Stored data -

_____

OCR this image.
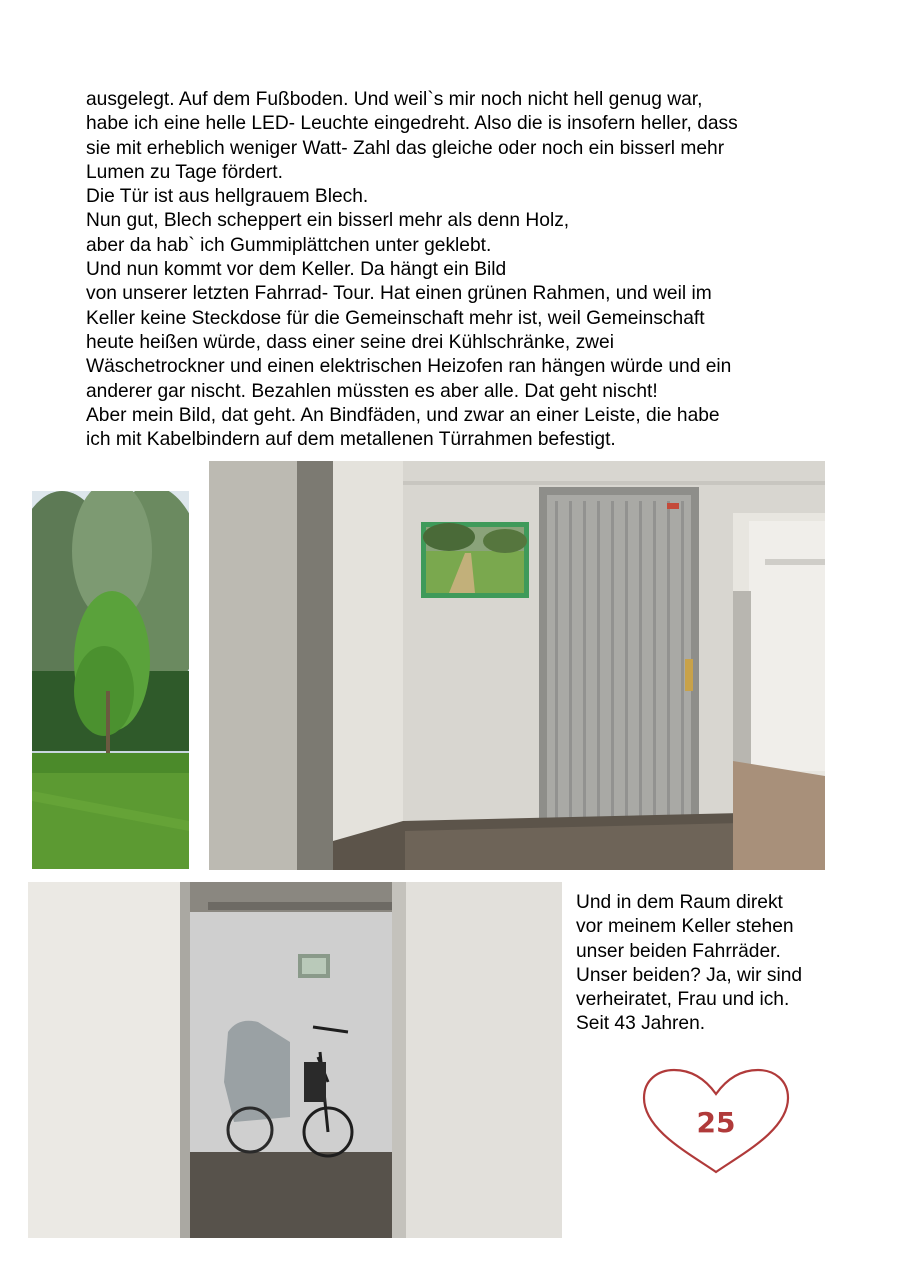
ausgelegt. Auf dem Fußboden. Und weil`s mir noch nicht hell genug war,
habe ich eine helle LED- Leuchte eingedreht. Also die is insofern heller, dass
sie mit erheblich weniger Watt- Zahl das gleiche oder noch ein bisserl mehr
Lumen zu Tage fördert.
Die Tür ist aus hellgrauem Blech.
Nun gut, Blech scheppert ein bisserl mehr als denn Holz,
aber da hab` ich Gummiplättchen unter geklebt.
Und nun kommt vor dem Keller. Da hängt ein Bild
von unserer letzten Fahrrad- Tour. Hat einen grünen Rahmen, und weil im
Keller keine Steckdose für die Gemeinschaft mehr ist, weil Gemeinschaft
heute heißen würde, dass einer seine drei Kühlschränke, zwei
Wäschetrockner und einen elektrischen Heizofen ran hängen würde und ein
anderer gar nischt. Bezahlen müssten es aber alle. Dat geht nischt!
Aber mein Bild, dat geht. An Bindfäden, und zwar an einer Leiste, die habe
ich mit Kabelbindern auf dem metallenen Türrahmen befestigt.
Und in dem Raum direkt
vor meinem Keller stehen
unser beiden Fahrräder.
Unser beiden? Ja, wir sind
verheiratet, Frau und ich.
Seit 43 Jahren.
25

_____

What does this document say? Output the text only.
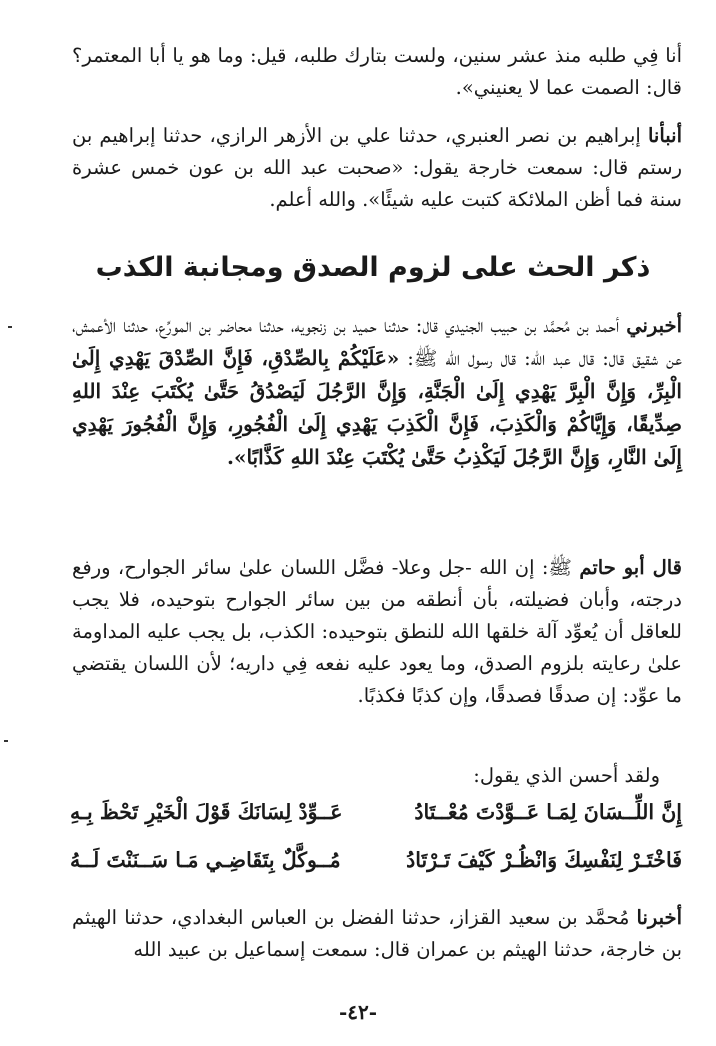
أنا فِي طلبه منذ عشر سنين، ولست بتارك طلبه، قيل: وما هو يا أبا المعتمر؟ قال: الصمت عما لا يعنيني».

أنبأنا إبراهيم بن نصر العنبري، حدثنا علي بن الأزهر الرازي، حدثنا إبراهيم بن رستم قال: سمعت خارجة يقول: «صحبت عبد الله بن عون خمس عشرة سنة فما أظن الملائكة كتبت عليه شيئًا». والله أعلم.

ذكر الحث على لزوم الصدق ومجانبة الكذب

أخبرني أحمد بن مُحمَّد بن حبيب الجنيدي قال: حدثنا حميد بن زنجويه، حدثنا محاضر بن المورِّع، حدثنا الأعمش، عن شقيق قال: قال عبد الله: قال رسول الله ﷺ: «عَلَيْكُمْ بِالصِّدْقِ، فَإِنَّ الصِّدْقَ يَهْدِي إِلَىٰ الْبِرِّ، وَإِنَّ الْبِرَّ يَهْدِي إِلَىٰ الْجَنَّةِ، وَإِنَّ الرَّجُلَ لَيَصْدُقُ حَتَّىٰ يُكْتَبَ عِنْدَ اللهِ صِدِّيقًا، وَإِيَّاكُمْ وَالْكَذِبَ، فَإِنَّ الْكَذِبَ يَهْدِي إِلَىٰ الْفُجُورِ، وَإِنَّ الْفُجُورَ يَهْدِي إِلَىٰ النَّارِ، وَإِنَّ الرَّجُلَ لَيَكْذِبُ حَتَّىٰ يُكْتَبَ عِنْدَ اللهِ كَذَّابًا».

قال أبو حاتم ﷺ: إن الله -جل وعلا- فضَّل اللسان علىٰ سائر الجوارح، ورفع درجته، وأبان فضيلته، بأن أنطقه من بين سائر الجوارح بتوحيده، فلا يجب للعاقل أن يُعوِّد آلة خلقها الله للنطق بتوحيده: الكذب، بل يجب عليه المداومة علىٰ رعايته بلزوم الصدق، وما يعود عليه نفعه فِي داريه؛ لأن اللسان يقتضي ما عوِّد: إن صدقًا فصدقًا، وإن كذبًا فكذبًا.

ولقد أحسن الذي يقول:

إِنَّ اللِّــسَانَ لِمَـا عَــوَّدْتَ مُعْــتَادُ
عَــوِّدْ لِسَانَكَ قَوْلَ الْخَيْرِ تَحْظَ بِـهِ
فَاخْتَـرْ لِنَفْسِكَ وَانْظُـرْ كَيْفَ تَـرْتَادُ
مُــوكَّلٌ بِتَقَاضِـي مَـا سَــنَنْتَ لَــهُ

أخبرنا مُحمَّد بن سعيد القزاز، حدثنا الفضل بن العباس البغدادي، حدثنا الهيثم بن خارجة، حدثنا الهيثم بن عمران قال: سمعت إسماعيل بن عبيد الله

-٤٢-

_____

Problem requirements - Work out how many lines in the entries hold the string "geht". Your answer should consist solely of that number.

Result for this task - 2